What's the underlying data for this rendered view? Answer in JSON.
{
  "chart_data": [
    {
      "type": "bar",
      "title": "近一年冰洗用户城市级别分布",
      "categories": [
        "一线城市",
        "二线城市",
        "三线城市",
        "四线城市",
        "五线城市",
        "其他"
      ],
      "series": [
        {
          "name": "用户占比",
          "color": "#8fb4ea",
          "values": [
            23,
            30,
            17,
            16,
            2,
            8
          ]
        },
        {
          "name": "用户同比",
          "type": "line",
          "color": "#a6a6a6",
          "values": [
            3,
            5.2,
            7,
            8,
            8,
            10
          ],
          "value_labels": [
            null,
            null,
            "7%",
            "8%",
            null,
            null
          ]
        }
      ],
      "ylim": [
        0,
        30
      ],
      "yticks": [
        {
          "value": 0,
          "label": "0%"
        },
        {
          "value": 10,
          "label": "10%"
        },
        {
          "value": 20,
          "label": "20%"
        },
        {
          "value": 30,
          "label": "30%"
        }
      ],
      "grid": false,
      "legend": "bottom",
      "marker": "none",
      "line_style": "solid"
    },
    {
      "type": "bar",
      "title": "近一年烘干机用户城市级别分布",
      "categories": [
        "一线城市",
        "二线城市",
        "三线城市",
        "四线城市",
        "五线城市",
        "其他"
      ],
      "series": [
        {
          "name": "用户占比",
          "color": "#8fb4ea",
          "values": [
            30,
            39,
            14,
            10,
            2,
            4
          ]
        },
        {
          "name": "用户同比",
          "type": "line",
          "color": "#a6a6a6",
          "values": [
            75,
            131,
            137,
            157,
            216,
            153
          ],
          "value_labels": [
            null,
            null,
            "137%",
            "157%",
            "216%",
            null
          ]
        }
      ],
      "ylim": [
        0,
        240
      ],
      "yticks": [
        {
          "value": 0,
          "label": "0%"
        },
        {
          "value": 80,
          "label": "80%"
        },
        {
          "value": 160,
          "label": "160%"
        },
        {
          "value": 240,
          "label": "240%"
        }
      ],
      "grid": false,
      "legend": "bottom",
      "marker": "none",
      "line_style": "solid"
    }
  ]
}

# Exercise
Output the records exactly, including every line.

# Final answer
What's the underlying data for this rendered view? Answer in JSON.
{
  "chart_data": [
    {
      "type": "bar",
      "title": "近一年冰洗用户城市级别分布",
      "categories": [
        "一线城市",
        "二线城市",
        "三线城市",
        "四线城市",
        "五线城市",
        "其他"
      ],
      "series": [
        {
          "name": "用户占比",
          "color": "#8fb4ea",
          "values": [
            23,
            30,
            17,
            16,
            2,
            8
          ]
        },
        {
          "name": "用户同比",
          "type": "line",
          "color": "#a6a6a6",
          "values": [
            3,
            5.2,
            7,
            8,
            8,
            10
          ],
          "value_labels": [
            null,
            null,
            "7%",
            "8%",
            null,
            null
          ]
        }
      ],
      "ylim": [
        0,
        30
      ],
      "yticks": [
        {
          "value": 0,
          "label": "0%"
        },
        {
          "value": 10,
          "label": "10%"
        },
        {
          "value": 20,
          "label": "20%"
        },
        {
          "value": 30,
          "label": "30%"
        }
      ],
      "grid": false,
      "legend": "bottom",
      "marker": "none",
      "line_style": "solid"
    },
    {
      "type": "bar",
      "title": "近一年烘干机用户城市级别分布",
      "categories": [
        "一线城市",
        "二线城市",
        "三线城市",
        "四线城市",
        "五线城市",
        "其他"
      ],
      "series": [
        {
          "name": "用户占比",
          "color": "#8fb4ea",
          "values": [
            30,
            39,
            14,
            10,
            2,
            4
          ]
        },
        {
          "name": "用户同比",
          "type": "line",
          "color": "#a6a6a6",
          "values": [
            75,
            131,
            137,
            157,
            216,
            153
          ],
          "value_labels": [
            null,
            null,
            "137%",
            "157%",
            "216%",
            null
          ]
        }
      ],
      "ylim": [
        0,
        240
      ],
      "yticks": [
        {
          "value": 0,
          "label": "0%"
        },
        {
          "value": 80,
          "label": "80%"
        },
        {
          "value": 160,
          "label": "160%"
        },
        {
          "value": 240,
          "label": "240%"
        }
      ],
      "grid": false,
      "legend": "bottom",
      "marker": "none",
      "line_style": "solid"
    }
  ]
}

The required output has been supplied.